◆ Aim of the task
Repeat the stretch of the data from its first line through the line that contains "Circle shape (418, 330, 423, 336)", exactly as those lines appear.

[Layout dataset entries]
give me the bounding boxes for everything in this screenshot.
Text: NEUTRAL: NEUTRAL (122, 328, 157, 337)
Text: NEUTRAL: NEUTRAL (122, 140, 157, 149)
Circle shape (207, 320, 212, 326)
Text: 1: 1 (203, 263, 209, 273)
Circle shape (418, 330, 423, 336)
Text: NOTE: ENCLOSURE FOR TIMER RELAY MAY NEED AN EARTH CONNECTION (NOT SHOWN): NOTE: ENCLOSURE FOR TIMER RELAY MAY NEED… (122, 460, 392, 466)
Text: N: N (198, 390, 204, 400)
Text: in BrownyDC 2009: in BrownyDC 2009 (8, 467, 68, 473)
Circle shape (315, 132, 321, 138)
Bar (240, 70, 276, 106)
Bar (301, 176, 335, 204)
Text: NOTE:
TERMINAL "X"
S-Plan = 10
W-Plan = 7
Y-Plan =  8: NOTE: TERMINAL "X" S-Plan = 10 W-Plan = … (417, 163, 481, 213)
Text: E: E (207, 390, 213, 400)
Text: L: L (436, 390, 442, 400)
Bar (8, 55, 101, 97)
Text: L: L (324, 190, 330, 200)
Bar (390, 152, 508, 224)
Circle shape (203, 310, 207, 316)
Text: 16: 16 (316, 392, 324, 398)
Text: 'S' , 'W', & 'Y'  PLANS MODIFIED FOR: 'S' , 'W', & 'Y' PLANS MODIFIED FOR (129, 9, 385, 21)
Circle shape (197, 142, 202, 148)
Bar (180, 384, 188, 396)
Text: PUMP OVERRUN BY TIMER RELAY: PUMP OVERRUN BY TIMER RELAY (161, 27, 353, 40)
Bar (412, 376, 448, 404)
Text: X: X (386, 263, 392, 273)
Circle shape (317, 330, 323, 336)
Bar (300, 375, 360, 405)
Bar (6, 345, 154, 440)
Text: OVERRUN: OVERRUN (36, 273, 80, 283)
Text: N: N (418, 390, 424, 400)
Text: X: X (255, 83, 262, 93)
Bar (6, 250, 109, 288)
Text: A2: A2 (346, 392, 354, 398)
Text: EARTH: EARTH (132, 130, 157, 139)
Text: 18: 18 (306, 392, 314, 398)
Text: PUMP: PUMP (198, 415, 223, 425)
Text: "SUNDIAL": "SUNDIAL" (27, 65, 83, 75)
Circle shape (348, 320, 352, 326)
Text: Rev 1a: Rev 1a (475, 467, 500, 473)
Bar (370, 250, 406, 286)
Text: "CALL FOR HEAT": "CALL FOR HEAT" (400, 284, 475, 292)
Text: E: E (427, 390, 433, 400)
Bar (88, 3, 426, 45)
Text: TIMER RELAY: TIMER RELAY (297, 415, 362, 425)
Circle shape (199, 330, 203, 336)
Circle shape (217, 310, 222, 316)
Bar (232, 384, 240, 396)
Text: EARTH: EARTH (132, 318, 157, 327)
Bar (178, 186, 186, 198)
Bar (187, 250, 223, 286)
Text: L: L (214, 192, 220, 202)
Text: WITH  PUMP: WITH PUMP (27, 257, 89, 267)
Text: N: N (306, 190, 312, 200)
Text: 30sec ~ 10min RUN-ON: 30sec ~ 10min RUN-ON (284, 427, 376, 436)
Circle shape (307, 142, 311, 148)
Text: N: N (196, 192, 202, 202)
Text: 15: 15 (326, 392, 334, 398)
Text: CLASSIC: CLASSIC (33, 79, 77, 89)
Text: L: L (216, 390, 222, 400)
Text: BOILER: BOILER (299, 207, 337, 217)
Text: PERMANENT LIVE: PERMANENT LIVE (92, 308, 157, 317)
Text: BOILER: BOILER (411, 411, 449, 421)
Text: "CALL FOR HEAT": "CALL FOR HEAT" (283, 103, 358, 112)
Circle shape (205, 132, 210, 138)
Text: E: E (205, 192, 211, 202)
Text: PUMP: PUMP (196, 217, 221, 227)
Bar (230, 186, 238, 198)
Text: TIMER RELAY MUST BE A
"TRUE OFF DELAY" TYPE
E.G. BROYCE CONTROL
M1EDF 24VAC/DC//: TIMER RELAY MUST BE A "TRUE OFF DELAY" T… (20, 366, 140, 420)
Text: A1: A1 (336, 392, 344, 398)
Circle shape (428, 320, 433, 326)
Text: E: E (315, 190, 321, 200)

◆ Output of the task
give me the bounding boxes for everything in this screenshot.
Text: NEUTRAL: NEUTRAL (122, 328, 157, 337)
Text: NEUTRAL: NEUTRAL (122, 140, 157, 149)
Circle shape (207, 320, 212, 326)
Text: 1: 1 (203, 263, 209, 273)
Circle shape (418, 330, 423, 336)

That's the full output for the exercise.